EXTRACTED INFORMATION -
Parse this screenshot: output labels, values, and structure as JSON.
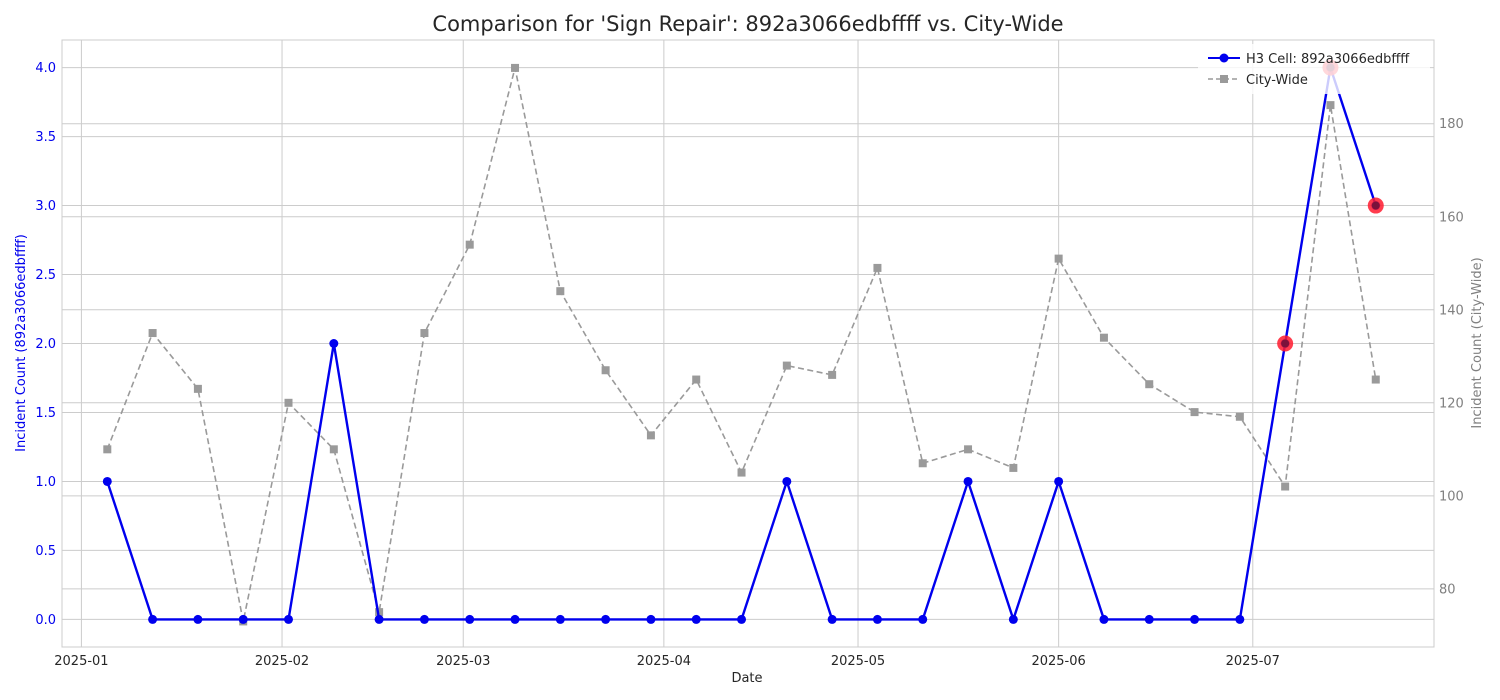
{
  "chart_data": {
    "type": "line",
    "title": "Comparison for 'Sign Repair': 892a3066edbffff vs. City-Wide",
    "xlabel": "Date",
    "ylabel_left": "Incident Count (892a3066edbffff)",
    "ylabel_right": "Incident Count (City-Wide)",
    "x_ticks": [
      "2025-01",
      "2025-02",
      "2025-03",
      "2025-04",
      "2025-05",
      "2025-06",
      "2025-07"
    ],
    "left_ticks": [
      "0.0",
      "0.5",
      "1.0",
      "1.5",
      "2.0",
      "2.5",
      "3.0",
      "3.5",
      "4.0"
    ],
    "right_ticks": [
      "80",
      "100",
      "120",
      "140",
      "160",
      "180"
    ],
    "ylim_left": [
      -0.2,
      4.2
    ],
    "ylim_right": [
      67.5,
      198
    ],
    "xlim": [
      "2024-12-29",
      "2025-07-29"
    ],
    "grid": true,
    "legend_position": "top-right",
    "colors": {
      "cell": "#0000ee",
      "city": "#9a9a9a",
      "highlight": "#ff1a2e",
      "left_axis_text": "#0000ee",
      "right_axis_text": "#808080"
    },
    "x": [
      "2025-01-05",
      "2025-01-12",
      "2025-01-19",
      "2025-01-26",
      "2025-02-02",
      "2025-02-09",
      "2025-02-16",
      "2025-02-23",
      "2025-03-02",
      "2025-03-09",
      "2025-03-16",
      "2025-03-23",
      "2025-03-30",
      "2025-04-06",
      "2025-04-13",
      "2025-04-20",
      "2025-04-27",
      "2025-05-04",
      "2025-05-11",
      "2025-05-18",
      "2025-05-25",
      "2025-06-01",
      "2025-06-08",
      "2025-06-15",
      "2025-06-22",
      "2025-06-29",
      "2025-07-06",
      "2025-07-13",
      "2025-07-20"
    ],
    "series": [
      {
        "name": "H3 Cell: 892a3066edbffff",
        "axis": "left",
        "style": "solid-circle",
        "values": [
          1,
          0,
          0,
          0,
          0,
          2,
          0,
          0,
          0,
          0,
          0,
          0,
          0,
          0,
          0,
          1,
          0,
          0,
          0,
          1,
          0,
          1,
          0,
          0,
          0,
          0,
          2,
          4,
          3
        ]
      },
      {
        "name": "City-Wide",
        "axis": "right",
        "style": "dashed-square",
        "values": [
          110,
          135,
          123,
          73,
          120,
          110,
          75,
          135,
          154,
          192,
          144,
          127,
          113,
          125,
          105,
          128,
          126,
          149,
          107,
          110,
          106,
          151,
          134,
          124,
          118,
          117,
          102,
          184,
          125
        ]
      }
    ],
    "highlighted_indices": [
      26,
      27,
      28
    ]
  }
}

REQUIRED WORK -
All lines that include "name" are to be gathered and copied.

TASK OUTPUT -
        "name": "H3 Cell: 892a3066edbffff",
        "name": "City-Wide",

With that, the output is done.